_What you are asked to do:_
Emit the data below verbatim, stripping out any pictures.

[Figure data in JSON]
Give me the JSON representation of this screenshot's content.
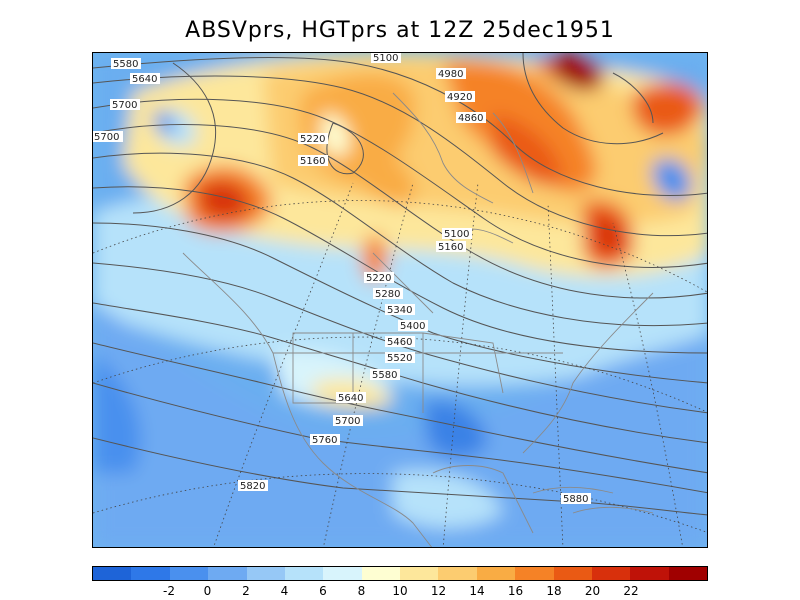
{
  "title": "ABSVprs, HGTprs at 12Z  25dec1951",
  "colorbar": {
    "colors": [
      "#1e64d8",
      "#2e78e8",
      "#4a90ee",
      "#6eaaf2",
      "#96c8f6",
      "#b6e2fa",
      "#d8f4fc",
      "#fefed2",
      "#fde79b",
      "#fccc70",
      "#f9ac44",
      "#f58226",
      "#ea5a14",
      "#d8300c",
      "#bf1208",
      "#a00000"
    ],
    "labels": [
      "-2",
      "0",
      "2",
      "4",
      "6",
      "8",
      "10",
      "12",
      "14",
      "16",
      "18",
      "20",
      "22"
    ]
  },
  "contour_labels": [
    "5580",
    "5640",
    "5700",
    "5700",
    "5100",
    "4980",
    "4920",
    "4860",
    "5220",
    "5160",
    "5100",
    "5160",
    "5220",
    "5280",
    "5340",
    "5400",
    "5460",
    "5520",
    "5580",
    "5640",
    "5700",
    "5760",
    "5820",
    "5880"
  ]
}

_Solution to this exercise:_
Give me the JSON representation of this screenshot's content.
{
  "title": "ABSVprs, HGTprs at 12Z  25dec1951",
  "colorbar": {
    "colors": [
      "#1e64d8",
      "#2e78e8",
      "#4a90ee",
      "#6eaaf2",
      "#96c8f6",
      "#b6e2fa",
      "#d8f4fc",
      "#fefed2",
      "#fde79b",
      "#fccc70",
      "#f9ac44",
      "#f58226",
      "#ea5a14",
      "#d8300c",
      "#bf1208",
      "#a00000"
    ],
    "labels": [
      "-2",
      "0",
      "2",
      "4",
      "6",
      "8",
      "10",
      "12",
      "14",
      "16",
      "18",
      "20",
      "22"
    ]
  },
  "contour_labels": [
    "5580",
    "5640",
    "5700",
    "5700",
    "5100",
    "4980",
    "4920",
    "4860",
    "5220",
    "5160",
    "5100",
    "5160",
    "5220",
    "5280",
    "5340",
    "5400",
    "5460",
    "5520",
    "5580",
    "5640",
    "5700",
    "5760",
    "5820",
    "5880"
  ]
}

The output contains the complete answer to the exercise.